* **Collected data entries**
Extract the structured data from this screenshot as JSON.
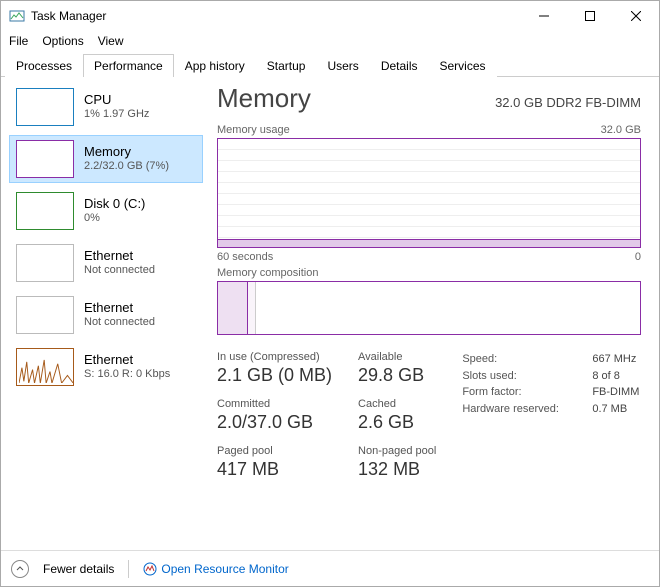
{
  "window": {
    "title": "Task Manager"
  },
  "menus": [
    "File",
    "Options",
    "View"
  ],
  "tabs": [
    "Processes",
    "Performance",
    "App history",
    "Startup",
    "Users",
    "Details",
    "Services"
  ],
  "active_tab": 1,
  "sidebar": {
    "items": [
      {
        "title": "CPU",
        "subtitle": "1% 1.97 GHz"
      },
      {
        "title": "Memory",
        "subtitle": "2.2/32.0 GB (7%)"
      },
      {
        "title": "Disk 0 (C:)",
        "subtitle": "0%"
      },
      {
        "title": "Ethernet",
        "subtitle": "Not connected"
      },
      {
        "title": "Ethernet",
        "subtitle": "Not connected"
      },
      {
        "title": "Ethernet",
        "subtitle": "S: 16.0 R: 0 Kbps"
      }
    ]
  },
  "panel": {
    "title": "Memory",
    "spec": "32.0 GB DDR2 FB-DIMM",
    "usage_label": "Memory usage",
    "usage_scale_max": "32.0 GB",
    "axis_left": "60 seconds",
    "axis_right": "0",
    "comp_label": "Memory composition",
    "stats": {
      "in_use_lbl": "In use (Compressed)",
      "in_use_val": "2.1 GB (0 MB)",
      "avail_lbl": "Available",
      "avail_val": "29.8 GB",
      "commit_lbl": "Committed",
      "commit_val": "2.0/37.0 GB",
      "cached_lbl": "Cached",
      "cached_val": "2.6 GB",
      "paged_lbl": "Paged pool",
      "paged_val": "417 MB",
      "nonpaged_lbl": "Non-paged pool",
      "nonpaged_val": "132 MB"
    },
    "details": {
      "speed_k": "Speed:",
      "speed_v": "667 MHz",
      "slots_k": "Slots used:",
      "slots_v": "8 of 8",
      "form_k": "Form factor:",
      "form_v": "FB-DIMM",
      "hw_k": "Hardware reserved:",
      "hw_v": "0.7 MB"
    }
  },
  "footer": {
    "fewer": "Fewer details",
    "orm": "Open Resource Monitor"
  },
  "chart_data": {
    "type": "line",
    "title": "Memory usage",
    "xlabel": "seconds",
    "ylabel": "GB",
    "xlim": [
      0,
      60
    ],
    "ylim": [
      0,
      32.0
    ],
    "x": [
      60,
      55,
      50,
      45,
      40,
      35,
      30,
      25,
      20,
      15,
      10,
      5,
      0
    ],
    "values": [
      2.2,
      2.2,
      2.2,
      2.2,
      2.2,
      2.2,
      2.2,
      2.2,
      2.2,
      2.2,
      2.2,
      2.2,
      2.2
    ]
  }
}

* **SET TASK**
Reproduce the records, all of them, word for word; omit the pictures.

* **PROBLEM SOLUTION**
Extract the structured data from this screenshot as JSON.
{
  "window": {
    "title": "Task Manager"
  },
  "menus": [
    "File",
    "Options",
    "View"
  ],
  "tabs": [
    "Processes",
    "Performance",
    "App history",
    "Startup",
    "Users",
    "Details",
    "Services"
  ],
  "active_tab": 1,
  "sidebar": {
    "items": [
      {
        "title": "CPU",
        "subtitle": "1% 1.97 GHz"
      },
      {
        "title": "Memory",
        "subtitle": "2.2/32.0 GB (7%)"
      },
      {
        "title": "Disk 0 (C:)",
        "subtitle": "0%"
      },
      {
        "title": "Ethernet",
        "subtitle": "Not connected"
      },
      {
        "title": "Ethernet",
        "subtitle": "Not connected"
      },
      {
        "title": "Ethernet",
        "subtitle": "S: 16.0 R: 0 Kbps"
      }
    ]
  },
  "panel": {
    "title": "Memory",
    "spec": "32.0 GB DDR2 FB-DIMM",
    "usage_label": "Memory usage",
    "usage_scale_max": "32.0 GB",
    "axis_left": "60 seconds",
    "axis_right": "0",
    "comp_label": "Memory composition",
    "stats": {
      "in_use_lbl": "In use (Compressed)",
      "in_use_val": "2.1 GB (0 MB)",
      "avail_lbl": "Available",
      "avail_val": "29.8 GB",
      "commit_lbl": "Committed",
      "commit_val": "2.0/37.0 GB",
      "cached_lbl": "Cached",
      "cached_val": "2.6 GB",
      "paged_lbl": "Paged pool",
      "paged_val": "417 MB",
      "nonpaged_lbl": "Non-paged pool",
      "nonpaged_val": "132 MB"
    },
    "details": {
      "speed_k": "Speed:",
      "speed_v": "667 MHz",
      "slots_k": "Slots used:",
      "slots_v": "8 of 8",
      "form_k": "Form factor:",
      "form_v": "FB-DIMM",
      "hw_k": "Hardware reserved:",
      "hw_v": "0.7 MB"
    }
  },
  "footer": {
    "fewer": "Fewer details",
    "orm": "Open Resource Monitor"
  },
  "chart_data": {
    "type": "line",
    "title": "Memory usage",
    "xlabel": "seconds",
    "ylabel": "GB",
    "xlim": [
      0,
      60
    ],
    "ylim": [
      0,
      32.0
    ],
    "x": [
      60,
      55,
      50,
      45,
      40,
      35,
      30,
      25,
      20,
      15,
      10,
      5,
      0
    ],
    "values": [
      2.2,
      2.2,
      2.2,
      2.2,
      2.2,
      2.2,
      2.2,
      2.2,
      2.2,
      2.2,
      2.2,
      2.2,
      2.2
    ]
  }
}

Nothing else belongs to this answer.